### Work item
The copy you produce must repeat each record exactly and contain no pictures.

━━━ Data for this exercise ━━━

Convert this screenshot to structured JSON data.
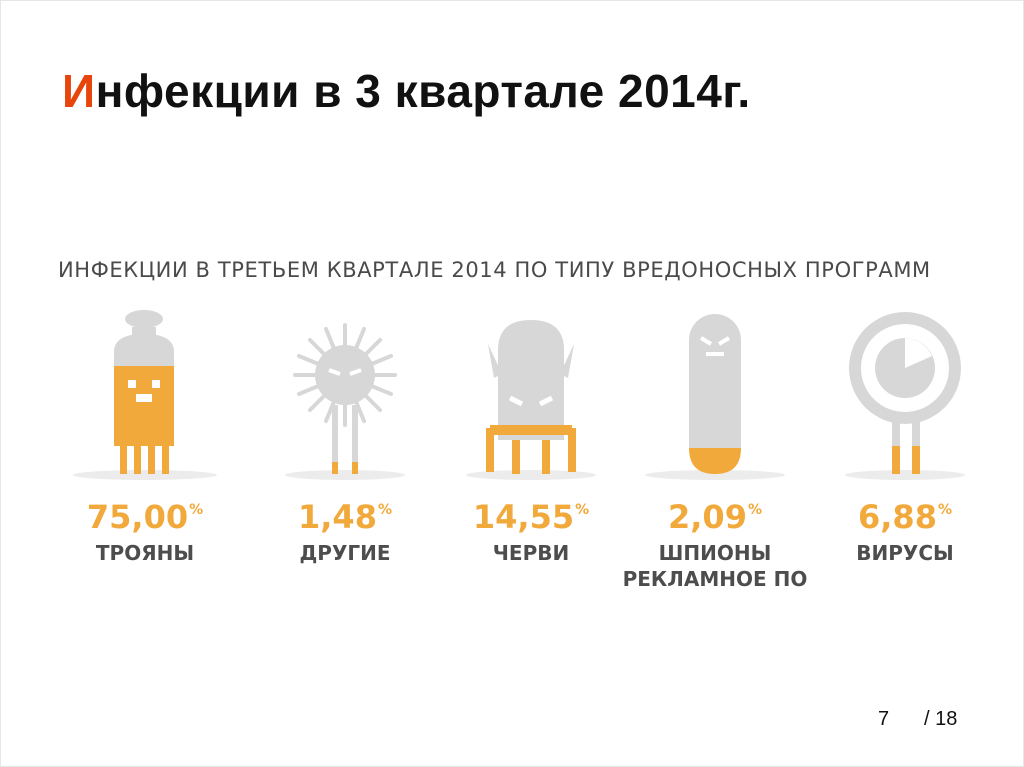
{
  "slide": {
    "title_first": "И",
    "title_rest": "нфекции в 3 квартале 2014г.",
    "subtitle": "ИНФЕКЦИИ В ТРЕТЬЕМ КВАРТАЛЕ 2014 ПО ТИПУ ВРЕДОНОСНЫХ ПРОГРАММ",
    "colors": {
      "accent_red": "#e8450c",
      "accent_orange": "#f2a93b",
      "character_gray": "#d7d7d7"
    }
  },
  "categories": [
    {
      "icon": "trojan-character-icon",
      "value": "75,00",
      "unit": "%",
      "label": "ТРОЯНЫ",
      "label2": ""
    },
    {
      "icon": "other-spiky-character-icon",
      "value": "1,48",
      "unit": "%",
      "label": "ДРУГИЕ",
      "label2": ""
    },
    {
      "icon": "worm-character-icon",
      "value": "14,55",
      "unit": "%",
      "label": "ЧЕРВИ",
      "label2": ""
    },
    {
      "icon": "spyware-character-icon",
      "value": "2,09",
      "unit": "%",
      "label": "ШПИОНЫ",
      "label2": "РЕКЛАМНОЕ ПО"
    },
    {
      "icon": "virus-character-icon",
      "value": "6,88",
      "unit": "%",
      "label": "ВИРУСЫ",
      "label2": ""
    }
  ],
  "pager": {
    "current": "7",
    "total": "/ 18"
  }
}
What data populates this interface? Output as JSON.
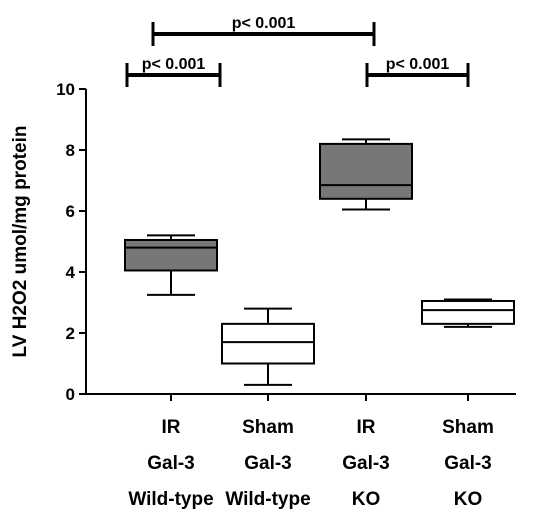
{
  "chart_data": {
    "type": "box",
    "ylabel": "LV H2O2 umol/mg protein",
    "ylim": [
      0,
      10
    ],
    "yticks": [
      "0",
      "2",
      "4",
      "6",
      "8",
      "10"
    ],
    "grid": false,
    "categories": [
      [
        "IR",
        "Gal-3",
        "Wild-type"
      ],
      [
        "Sham",
        "Gal-3",
        "Wild-type"
      ],
      [
        "IR",
        "Gal-3",
        "KO"
      ],
      [
        "Sham",
        "Gal-3",
        "KO"
      ]
    ],
    "boxes": [
      {
        "min": 3.25,
        "q1": 4.05,
        "median": 4.8,
        "q3": 5.05,
        "max": 5.2,
        "fill": "#777777"
      },
      {
        "min": 0.3,
        "q1": 1.0,
        "median": 1.7,
        "q3": 2.3,
        "max": 2.8,
        "fill": "#ffffff"
      },
      {
        "min": 6.05,
        "q1": 6.4,
        "median": 6.85,
        "q3": 8.2,
        "max": 8.35,
        "fill": "#777777"
      },
      {
        "min": 2.2,
        "q1": 2.3,
        "median": 2.75,
        "q3": 3.05,
        "max": 3.1,
        "fill": "#ffffff"
      }
    ],
    "significance": [
      {
        "from": 0,
        "to": 1,
        "label": "p< 0.001"
      },
      {
        "from": 2,
        "to": 3,
        "label": "p< 0.001"
      },
      {
        "from": 0,
        "to": 2,
        "label": "p< 0.001"
      }
    ]
  }
}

━━━

### Response area
Convert this screenshot to structured JSON data.
{
  "slide": {
    "title_first": "И",
    "title_rest": "нфекции в 3 квартале 2014г.",
    "subtitle": "ИНФЕКЦИИ В ТРЕТЬЕМ КВАРТАЛЕ 2014 ПО ТИПУ ВРЕДОНОСНЫХ ПРОГРАММ",
    "colors": {
      "accent_red": "#e8450c",
      "accent_orange": "#f2a93b",
      "character_gray": "#d7d7d7"
    }
  },
  "categories": [
    {
      "icon": "trojan-character-icon",
      "value": "75,00",
      "unit": "%",
      "label": "ТРОЯНЫ",
      "label2": ""
    },
    {
      "icon": "other-spiky-character-icon",
      "value": "1,48",
      "unit": "%",
      "label": "ДРУГИЕ",
      "label2": ""
    },
    {
      "icon": "worm-character-icon",
      "value": "14,55",
      "unit": "%",
      "label": "ЧЕРВИ",
      "label2": ""
    },
    {
      "icon": "spyware-character-icon",
      "value": "2,09",
      "unit": "%",
      "label": "ШПИОНЫ",
      "label2": "РЕКЛАМНОЕ ПО"
    },
    {
      "icon": "virus-character-icon",
      "value": "6,88",
      "unit": "%",
      "label": "ВИРУСЫ",
      "label2": ""
    }
  ],
  "pager": {
    "current": "7",
    "total": "/ 18"
  }
}
What data populates this interface? Output as JSON.
{
  "chart_data": {
    "type": "box",
    "ylabel": "LV H2O2 umol/mg protein",
    "ylim": [
      0,
      10
    ],
    "yticks": [
      "0",
      "2",
      "4",
      "6",
      "8",
      "10"
    ],
    "grid": false,
    "categories": [
      [
        "IR",
        "Gal-3",
        "Wild-type"
      ],
      [
        "Sham",
        "Gal-3",
        "Wild-type"
      ],
      [
        "IR",
        "Gal-3",
        "KO"
      ],
      [
        "Sham",
        "Gal-3",
        "KO"
      ]
    ],
    "boxes": [
      {
        "min": 3.25,
        "q1": 4.05,
        "median": 4.8,
        "q3": 5.05,
        "max": 5.2,
        "fill": "#777777"
      },
      {
        "min": 0.3,
        "q1": 1.0,
        "median": 1.7,
        "q3": 2.3,
        "max": 2.8,
        "fill": "#ffffff"
      },
      {
        "min": 6.05,
        "q1": 6.4,
        "median": 6.85,
        "q3": 8.2,
        "max": 8.35,
        "fill": "#777777"
      },
      {
        "min": 2.2,
        "q1": 2.3,
        "median": 2.75,
        "q3": 3.05,
        "max": 3.1,
        "fill": "#ffffff"
      }
    ],
    "significance": [
      {
        "from": 0,
        "to": 1,
        "label": "p< 0.001"
      },
      {
        "from": 2,
        "to": 3,
        "label": "p< 0.001"
      },
      {
        "from": 0,
        "to": 2,
        "label": "p< 0.001"
      }
    ]
  }
}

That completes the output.